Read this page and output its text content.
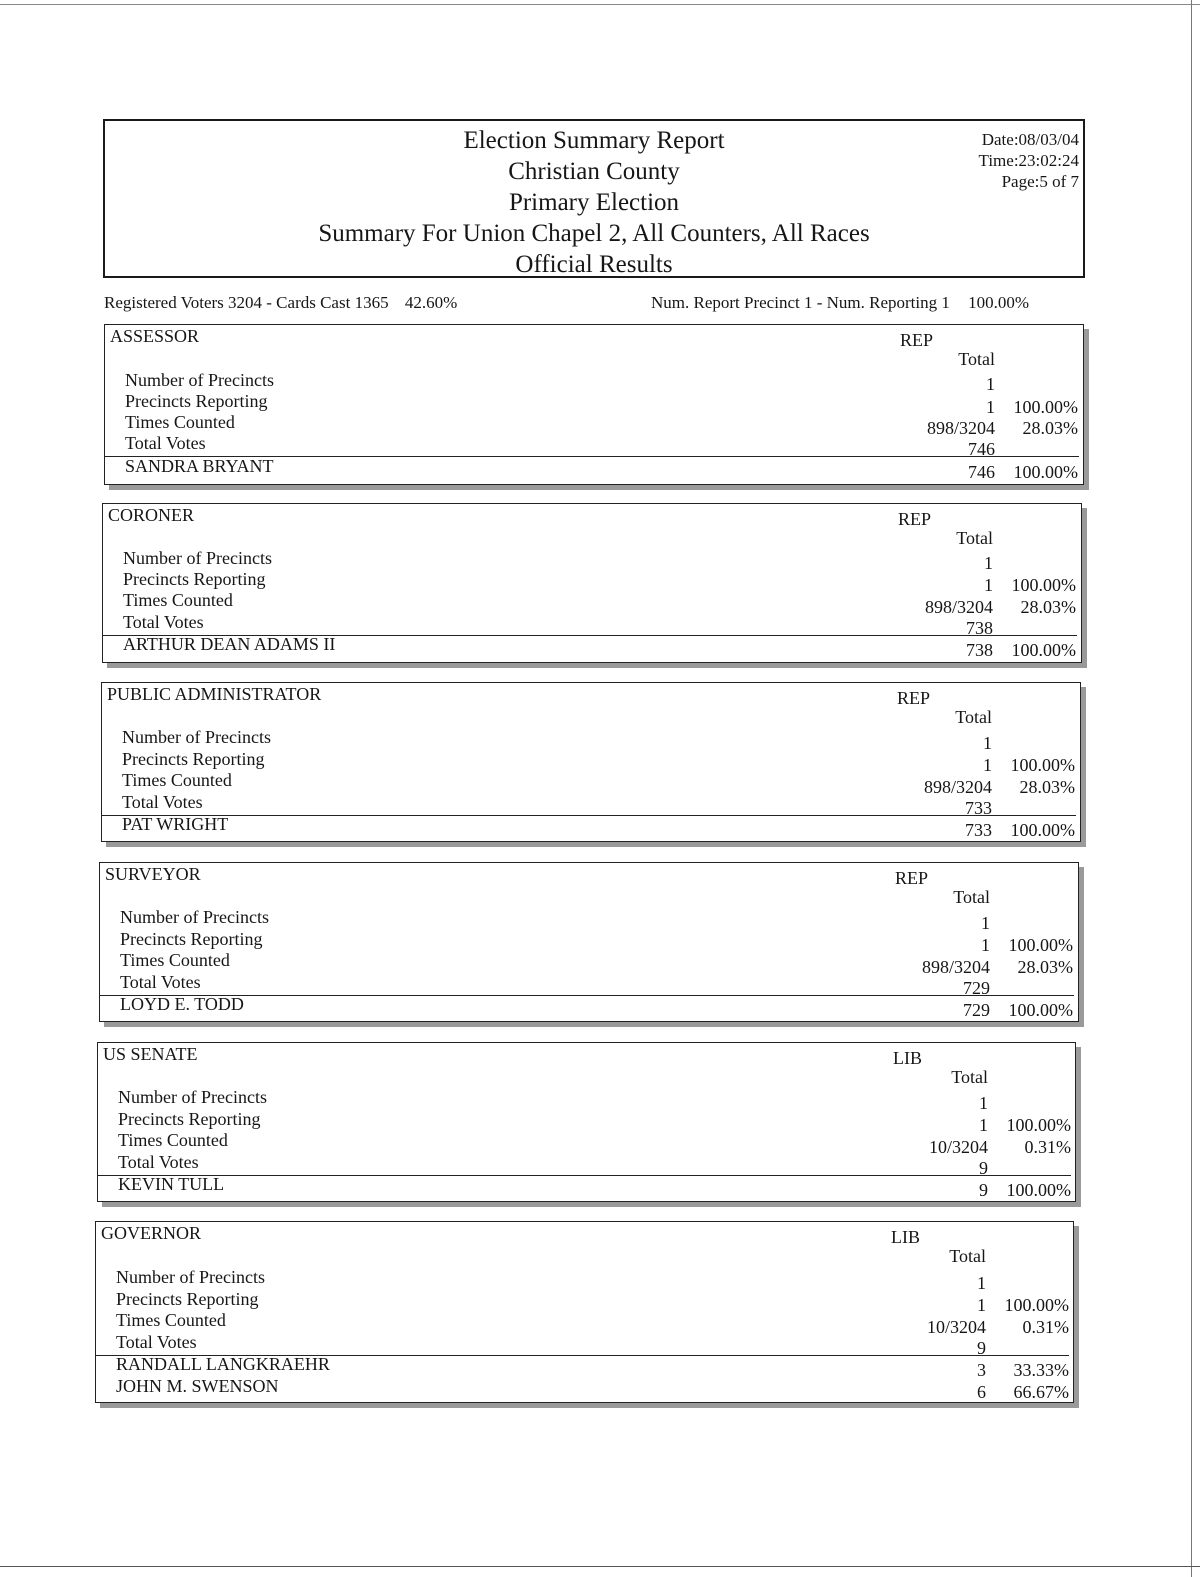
Election Summary Report
Christian County
Primary Election
Summary For Union Chapel 2, All Counters, All Races
Official Results
Date:08/03/04
Time:23:02:24
Page:5 of 7
Registered Voters 3204 - Cards Cast 1365 42.60%	Num. Report Precinct 1 - Num. Reporting 1 100.00%
ASSESSOR	REP
Total
Number of Precincts	1
Precincts Reporting	1	100.00%
Times Counted	898/3204	28.03%
Total Votes	746
SANDRA BRYANT	746	100.00%
CORONER	REP
Total
Number of Precincts	1
Precincts Reporting	1	100.00%
Times Counted	898/3204	28.03%
Total Votes	738
ARTHUR DEAN ADAMS II	738	100.00%
PUBLIC ADMINISTRATOR	REP
Total
Number of Precincts	1
Precincts Reporting	1	100.00%
Times Counted	898/3204	28.03%
Total Votes	733
PAT WRIGHT	733	100.00%
SURVEYOR	REP
Total
Number of Precincts	1
Precincts Reporting	1	100.00%
Times Counted	898/3204	28.03%
Total Votes	729
LOYD E. TODD	729	100.00%
US SENATE	LIB
Total
Number of Precincts	1
Precincts Reporting	1	100.00%
Times Counted	10/3204	0.31%
Total Votes	9
KEVIN TULL	9	100.00%
GOVERNOR	LIB
Total
Number of Precincts	1
Precincts Reporting	1	100.00%
Times Counted	10/3204	0.31%
Total Votes	9
RANDALL LANGKRAEHR	3	33.33%
JOHN M. SWENSON	6	66.67%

------------------------------

Strip the images and reproduce the remaining records precisely.

Read this page and output its text content.
Election Summary Report
Christian County
Primary Election
Summary For Union Chapel 2, All Counters, All Races
Official Results
Date:08/03/04
Time:23:02:24
Page:5 of 7
Registered Voters 3204 - Cards Cast 1365 42.60%	Num. Report Precinct 1 - Num. Reporting 1 100.00%
ASSESSOR	REP
Total
Number of Precincts	1
Precincts Reporting	1	100.00%
Times Counted	898/3204	28.03%
Total Votes	746
SANDRA BRYANT	746	100.00%
CORONER	REP
Total
Number of Precincts	1
Precincts Reporting	1	100.00%
Times Counted	898/3204	28.03%
Total Votes	738
ARTHUR DEAN ADAMS II	738	100.00%
PUBLIC ADMINISTRATOR	REP
Total
Number of Precincts	1
Precincts Reporting	1	100.00%
Times Counted	898/3204	28.03%
Total Votes	733
PAT WRIGHT	733	100.00%
SURVEYOR	REP
Total
Number of Precincts	1
Precincts Reporting	1	100.00%
Times Counted	898/3204	28.03%
Total Votes	729
LOYD E. TODD	729	100.00%
US SENATE	LIB
Total
Number of Precincts	1
Precincts Reporting	1	100.00%
Times Counted	10/3204	0.31%
Total Votes	9
KEVIN TULL	9	100.00%
GOVERNOR	LIB
Total
Number of Precincts	1
Precincts Reporting	1	100.00%
Times Counted	10/3204	0.31%
Total Votes	9
RANDALL LANGKRAEHR	3	33.33%
JOHN M. SWENSON	6	66.67%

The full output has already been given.